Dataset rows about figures
——

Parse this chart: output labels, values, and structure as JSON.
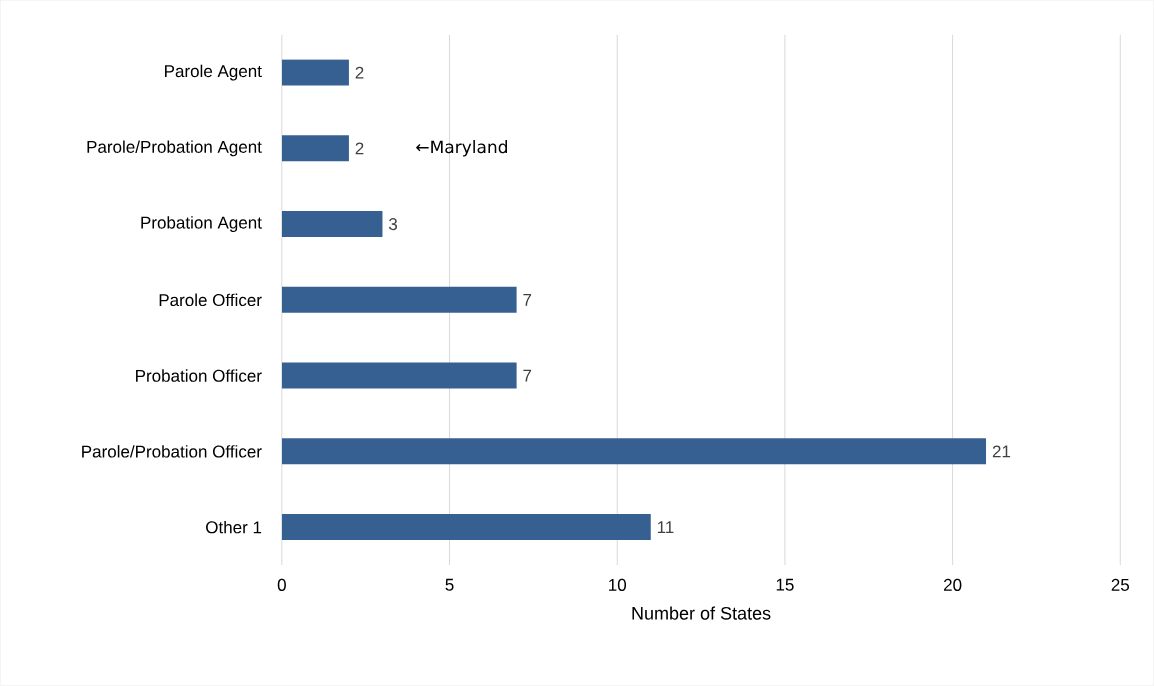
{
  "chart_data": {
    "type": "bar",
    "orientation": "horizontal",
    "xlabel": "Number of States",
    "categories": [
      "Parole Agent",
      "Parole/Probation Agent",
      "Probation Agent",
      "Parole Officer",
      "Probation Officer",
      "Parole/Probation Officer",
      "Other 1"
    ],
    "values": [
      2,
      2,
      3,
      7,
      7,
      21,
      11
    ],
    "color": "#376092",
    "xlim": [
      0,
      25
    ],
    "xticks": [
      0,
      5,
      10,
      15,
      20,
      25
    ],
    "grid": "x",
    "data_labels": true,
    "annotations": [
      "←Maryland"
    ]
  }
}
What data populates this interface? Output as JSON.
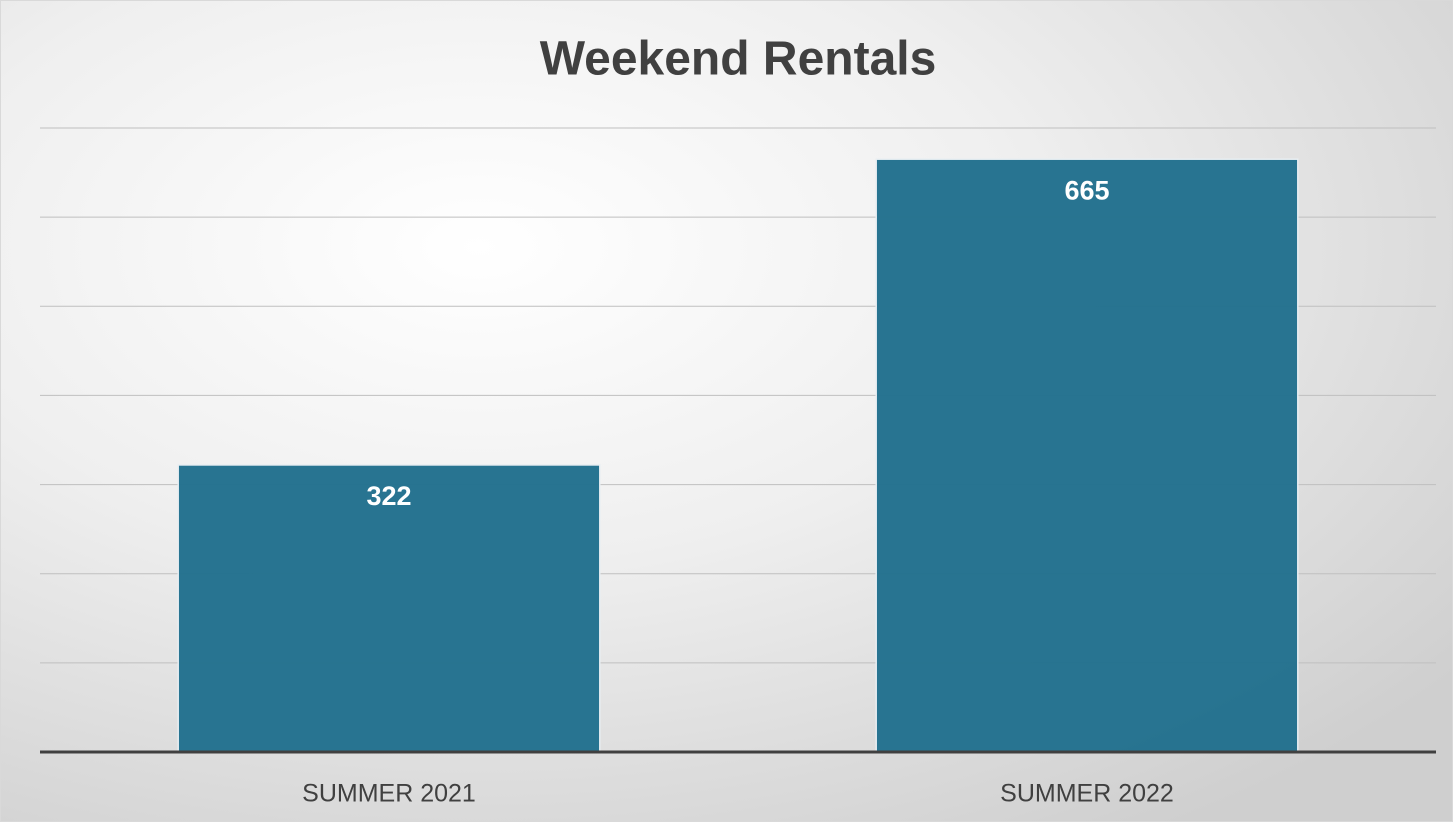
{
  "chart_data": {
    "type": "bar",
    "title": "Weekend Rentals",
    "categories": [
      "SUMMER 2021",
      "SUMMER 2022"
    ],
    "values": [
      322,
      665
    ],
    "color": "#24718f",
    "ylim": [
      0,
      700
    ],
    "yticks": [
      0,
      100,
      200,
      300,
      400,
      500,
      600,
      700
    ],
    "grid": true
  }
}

——

__What you will do__: Give back every line exactly as it stands, pictures excluded.

__Finished exercise__:
Parse this chart: output labels, values, and structure as JSON.
{
  "chart_data": {
    "type": "bar",
    "orientation": "horizontal",
    "xlabel": "Number of States",
    "categories": [
      "Parole Agent",
      "Parole/Probation Agent",
      "Probation Agent",
      "Parole Officer",
      "Probation Officer",
      "Parole/Probation Officer",
      "Other 1"
    ],
    "values": [
      2,
      2,
      3,
      7,
      7,
      21,
      11
    ],
    "color": "#376092",
    "xlim": [
      0,
      25
    ],
    "xticks": [
      0,
      5,
      10,
      15,
      20,
      25
    ],
    "grid": "x",
    "data_labels": true,
    "annotations": [
      "←Maryland"
    ]
  }
}
What data populates this interface? Output as JSON.
{
  "chart_data": {
    "type": "bar",
    "title": "Weekend Rentals",
    "categories": [
      "SUMMER 2021",
      "SUMMER 2022"
    ],
    "values": [
      322,
      665
    ],
    "color": "#24718f",
    "ylim": [
      0,
      700
    ],
    "yticks": [
      0,
      100,
      200,
      300,
      400,
      500,
      600,
      700
    ],
    "grid": true
  }
}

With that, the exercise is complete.